§ Job:
Every line that includes the word "iremhlvcioglu" is to be listed.

Dataset records
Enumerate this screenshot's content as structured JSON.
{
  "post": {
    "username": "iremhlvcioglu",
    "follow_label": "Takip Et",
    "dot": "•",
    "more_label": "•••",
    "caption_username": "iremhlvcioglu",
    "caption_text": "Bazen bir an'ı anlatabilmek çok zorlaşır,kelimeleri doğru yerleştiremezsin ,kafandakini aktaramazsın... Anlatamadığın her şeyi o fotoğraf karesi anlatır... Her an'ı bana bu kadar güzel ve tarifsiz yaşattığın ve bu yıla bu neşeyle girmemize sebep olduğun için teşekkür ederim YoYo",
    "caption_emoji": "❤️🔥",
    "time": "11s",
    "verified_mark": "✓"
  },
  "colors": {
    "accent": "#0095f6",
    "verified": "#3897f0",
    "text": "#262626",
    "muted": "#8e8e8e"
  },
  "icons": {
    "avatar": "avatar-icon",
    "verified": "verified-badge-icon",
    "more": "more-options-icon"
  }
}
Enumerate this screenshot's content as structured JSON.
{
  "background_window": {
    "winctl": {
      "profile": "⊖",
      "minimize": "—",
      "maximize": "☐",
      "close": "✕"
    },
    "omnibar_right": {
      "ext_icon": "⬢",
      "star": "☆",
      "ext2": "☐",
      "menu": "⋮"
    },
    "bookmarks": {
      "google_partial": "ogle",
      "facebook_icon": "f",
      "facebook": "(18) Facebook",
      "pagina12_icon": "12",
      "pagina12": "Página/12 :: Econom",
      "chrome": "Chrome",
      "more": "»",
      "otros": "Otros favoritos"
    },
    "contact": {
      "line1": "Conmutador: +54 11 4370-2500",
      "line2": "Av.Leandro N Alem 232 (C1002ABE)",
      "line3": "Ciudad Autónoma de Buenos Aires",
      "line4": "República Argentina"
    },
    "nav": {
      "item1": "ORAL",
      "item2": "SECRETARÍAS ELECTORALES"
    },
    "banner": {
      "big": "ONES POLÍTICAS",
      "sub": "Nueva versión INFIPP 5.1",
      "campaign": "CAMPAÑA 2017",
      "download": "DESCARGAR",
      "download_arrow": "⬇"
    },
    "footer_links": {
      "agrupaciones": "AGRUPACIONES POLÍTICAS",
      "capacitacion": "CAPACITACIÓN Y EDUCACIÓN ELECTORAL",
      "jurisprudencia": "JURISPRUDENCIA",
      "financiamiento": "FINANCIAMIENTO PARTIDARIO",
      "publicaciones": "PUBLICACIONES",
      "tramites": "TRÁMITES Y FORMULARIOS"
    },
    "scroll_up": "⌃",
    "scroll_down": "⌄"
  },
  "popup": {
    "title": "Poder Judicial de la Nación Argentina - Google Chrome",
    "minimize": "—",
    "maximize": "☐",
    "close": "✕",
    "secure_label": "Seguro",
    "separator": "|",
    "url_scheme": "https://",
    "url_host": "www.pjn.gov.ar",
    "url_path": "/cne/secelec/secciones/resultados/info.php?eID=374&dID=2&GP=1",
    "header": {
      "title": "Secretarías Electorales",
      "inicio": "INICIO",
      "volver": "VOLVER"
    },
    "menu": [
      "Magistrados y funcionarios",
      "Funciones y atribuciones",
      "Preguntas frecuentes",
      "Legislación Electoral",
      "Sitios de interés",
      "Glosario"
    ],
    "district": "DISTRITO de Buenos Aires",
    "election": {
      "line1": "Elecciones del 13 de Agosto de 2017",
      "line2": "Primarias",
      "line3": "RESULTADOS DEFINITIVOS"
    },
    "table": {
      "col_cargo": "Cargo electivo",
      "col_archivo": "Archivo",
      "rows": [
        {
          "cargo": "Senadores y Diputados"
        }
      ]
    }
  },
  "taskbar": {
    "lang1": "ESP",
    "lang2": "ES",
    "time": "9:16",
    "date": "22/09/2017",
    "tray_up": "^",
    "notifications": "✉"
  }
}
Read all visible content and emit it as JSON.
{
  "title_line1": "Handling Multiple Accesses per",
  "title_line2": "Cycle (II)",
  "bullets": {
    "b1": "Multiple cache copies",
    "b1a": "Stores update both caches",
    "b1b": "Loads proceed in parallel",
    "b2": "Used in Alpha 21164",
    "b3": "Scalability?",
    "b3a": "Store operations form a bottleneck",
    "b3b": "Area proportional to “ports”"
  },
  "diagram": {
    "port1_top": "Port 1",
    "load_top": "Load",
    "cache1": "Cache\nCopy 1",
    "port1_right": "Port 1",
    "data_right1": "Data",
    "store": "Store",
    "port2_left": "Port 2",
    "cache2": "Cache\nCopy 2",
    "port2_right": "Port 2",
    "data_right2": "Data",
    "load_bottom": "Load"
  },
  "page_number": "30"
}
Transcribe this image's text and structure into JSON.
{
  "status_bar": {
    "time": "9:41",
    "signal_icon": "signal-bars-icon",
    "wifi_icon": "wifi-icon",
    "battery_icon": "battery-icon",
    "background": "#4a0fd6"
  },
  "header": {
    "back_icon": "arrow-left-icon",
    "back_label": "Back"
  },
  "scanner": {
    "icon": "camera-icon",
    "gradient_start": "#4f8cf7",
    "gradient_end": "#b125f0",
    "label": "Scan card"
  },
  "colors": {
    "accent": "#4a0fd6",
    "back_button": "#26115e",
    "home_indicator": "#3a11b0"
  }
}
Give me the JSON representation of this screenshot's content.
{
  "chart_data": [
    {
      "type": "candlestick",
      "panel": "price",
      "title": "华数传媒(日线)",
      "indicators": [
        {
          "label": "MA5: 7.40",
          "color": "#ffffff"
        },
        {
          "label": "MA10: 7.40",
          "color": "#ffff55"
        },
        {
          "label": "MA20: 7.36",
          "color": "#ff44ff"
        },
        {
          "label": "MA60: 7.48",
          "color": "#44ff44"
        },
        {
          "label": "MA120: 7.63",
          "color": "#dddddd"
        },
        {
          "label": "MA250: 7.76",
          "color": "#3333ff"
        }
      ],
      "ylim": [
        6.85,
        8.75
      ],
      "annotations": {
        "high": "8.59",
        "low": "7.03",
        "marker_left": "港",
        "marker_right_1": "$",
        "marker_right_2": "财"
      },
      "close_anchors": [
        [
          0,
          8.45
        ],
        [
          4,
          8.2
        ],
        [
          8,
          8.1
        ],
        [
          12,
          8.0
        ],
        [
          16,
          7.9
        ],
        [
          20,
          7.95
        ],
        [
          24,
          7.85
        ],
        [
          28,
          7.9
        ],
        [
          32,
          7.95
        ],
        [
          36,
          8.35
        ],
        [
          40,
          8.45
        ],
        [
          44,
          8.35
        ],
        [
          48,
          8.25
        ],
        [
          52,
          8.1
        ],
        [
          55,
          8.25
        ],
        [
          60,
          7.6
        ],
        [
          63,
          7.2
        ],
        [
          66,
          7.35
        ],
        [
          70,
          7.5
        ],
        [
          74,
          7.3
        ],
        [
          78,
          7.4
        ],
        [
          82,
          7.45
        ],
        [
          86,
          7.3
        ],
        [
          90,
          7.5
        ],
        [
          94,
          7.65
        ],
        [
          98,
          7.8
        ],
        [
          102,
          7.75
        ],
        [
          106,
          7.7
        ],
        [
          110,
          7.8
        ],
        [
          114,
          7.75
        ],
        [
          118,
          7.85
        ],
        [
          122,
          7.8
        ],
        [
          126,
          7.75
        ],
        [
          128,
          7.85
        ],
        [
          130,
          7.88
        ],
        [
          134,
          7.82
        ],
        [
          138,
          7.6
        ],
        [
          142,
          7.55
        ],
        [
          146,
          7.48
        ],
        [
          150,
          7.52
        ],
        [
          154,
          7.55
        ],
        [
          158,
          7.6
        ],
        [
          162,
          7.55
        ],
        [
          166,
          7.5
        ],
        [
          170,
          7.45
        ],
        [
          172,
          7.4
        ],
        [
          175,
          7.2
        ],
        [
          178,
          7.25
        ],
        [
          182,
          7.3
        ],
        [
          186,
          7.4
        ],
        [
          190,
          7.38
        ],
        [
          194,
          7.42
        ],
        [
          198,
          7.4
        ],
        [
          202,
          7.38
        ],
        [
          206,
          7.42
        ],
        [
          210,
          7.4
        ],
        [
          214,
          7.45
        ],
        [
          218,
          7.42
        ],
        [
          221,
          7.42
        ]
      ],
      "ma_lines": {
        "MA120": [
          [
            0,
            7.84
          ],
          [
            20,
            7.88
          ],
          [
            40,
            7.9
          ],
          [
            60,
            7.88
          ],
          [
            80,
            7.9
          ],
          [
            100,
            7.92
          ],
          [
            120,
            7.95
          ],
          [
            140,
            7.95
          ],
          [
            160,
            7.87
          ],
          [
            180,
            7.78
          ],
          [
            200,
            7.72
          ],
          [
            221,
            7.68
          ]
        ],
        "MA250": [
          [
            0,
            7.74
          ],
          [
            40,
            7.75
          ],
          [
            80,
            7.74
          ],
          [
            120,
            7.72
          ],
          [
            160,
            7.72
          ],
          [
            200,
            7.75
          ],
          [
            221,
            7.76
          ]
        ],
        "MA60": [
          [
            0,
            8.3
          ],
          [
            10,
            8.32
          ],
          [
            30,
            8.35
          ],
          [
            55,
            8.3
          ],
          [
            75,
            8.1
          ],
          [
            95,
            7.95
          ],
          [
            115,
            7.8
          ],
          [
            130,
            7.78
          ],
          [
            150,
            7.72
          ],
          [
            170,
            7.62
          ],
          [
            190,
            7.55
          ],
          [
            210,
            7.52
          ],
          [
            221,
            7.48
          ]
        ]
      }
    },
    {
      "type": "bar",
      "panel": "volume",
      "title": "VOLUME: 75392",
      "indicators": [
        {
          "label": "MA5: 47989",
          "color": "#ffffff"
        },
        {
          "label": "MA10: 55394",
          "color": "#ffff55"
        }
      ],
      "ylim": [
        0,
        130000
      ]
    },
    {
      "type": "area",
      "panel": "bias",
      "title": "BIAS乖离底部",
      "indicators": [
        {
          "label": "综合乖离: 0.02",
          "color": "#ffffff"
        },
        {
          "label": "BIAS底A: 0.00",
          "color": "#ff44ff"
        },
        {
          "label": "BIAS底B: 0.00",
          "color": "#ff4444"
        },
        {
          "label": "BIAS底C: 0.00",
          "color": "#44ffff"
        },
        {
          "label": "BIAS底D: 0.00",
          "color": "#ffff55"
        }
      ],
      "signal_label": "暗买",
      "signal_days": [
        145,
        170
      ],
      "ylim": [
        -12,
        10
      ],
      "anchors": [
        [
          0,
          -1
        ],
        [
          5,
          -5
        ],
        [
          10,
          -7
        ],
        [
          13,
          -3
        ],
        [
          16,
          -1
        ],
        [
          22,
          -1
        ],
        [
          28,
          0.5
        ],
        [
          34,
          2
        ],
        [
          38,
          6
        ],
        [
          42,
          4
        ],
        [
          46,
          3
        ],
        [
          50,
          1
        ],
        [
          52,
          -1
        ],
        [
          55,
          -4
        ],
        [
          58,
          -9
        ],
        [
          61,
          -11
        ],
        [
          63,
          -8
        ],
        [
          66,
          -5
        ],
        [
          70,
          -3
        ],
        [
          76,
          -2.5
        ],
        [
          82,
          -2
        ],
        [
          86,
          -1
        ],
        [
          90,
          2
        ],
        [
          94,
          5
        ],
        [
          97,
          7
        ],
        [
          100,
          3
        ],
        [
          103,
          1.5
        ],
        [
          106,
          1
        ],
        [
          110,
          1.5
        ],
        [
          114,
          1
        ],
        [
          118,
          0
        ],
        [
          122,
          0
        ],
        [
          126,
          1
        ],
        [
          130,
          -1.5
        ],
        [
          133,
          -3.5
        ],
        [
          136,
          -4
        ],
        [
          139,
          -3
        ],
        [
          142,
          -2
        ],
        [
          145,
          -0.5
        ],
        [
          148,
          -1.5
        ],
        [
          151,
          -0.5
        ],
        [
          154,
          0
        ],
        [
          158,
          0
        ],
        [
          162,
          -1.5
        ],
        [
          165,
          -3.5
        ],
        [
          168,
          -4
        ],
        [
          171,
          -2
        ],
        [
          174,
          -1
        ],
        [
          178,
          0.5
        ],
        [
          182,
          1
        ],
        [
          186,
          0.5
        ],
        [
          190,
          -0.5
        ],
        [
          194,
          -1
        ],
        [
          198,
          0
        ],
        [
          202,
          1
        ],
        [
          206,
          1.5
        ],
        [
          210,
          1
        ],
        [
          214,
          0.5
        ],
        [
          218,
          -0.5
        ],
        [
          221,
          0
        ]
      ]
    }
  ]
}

§ Full answer:
    "username": "iremhlvcioglu",
    "caption_username": "iremhlvcioglu",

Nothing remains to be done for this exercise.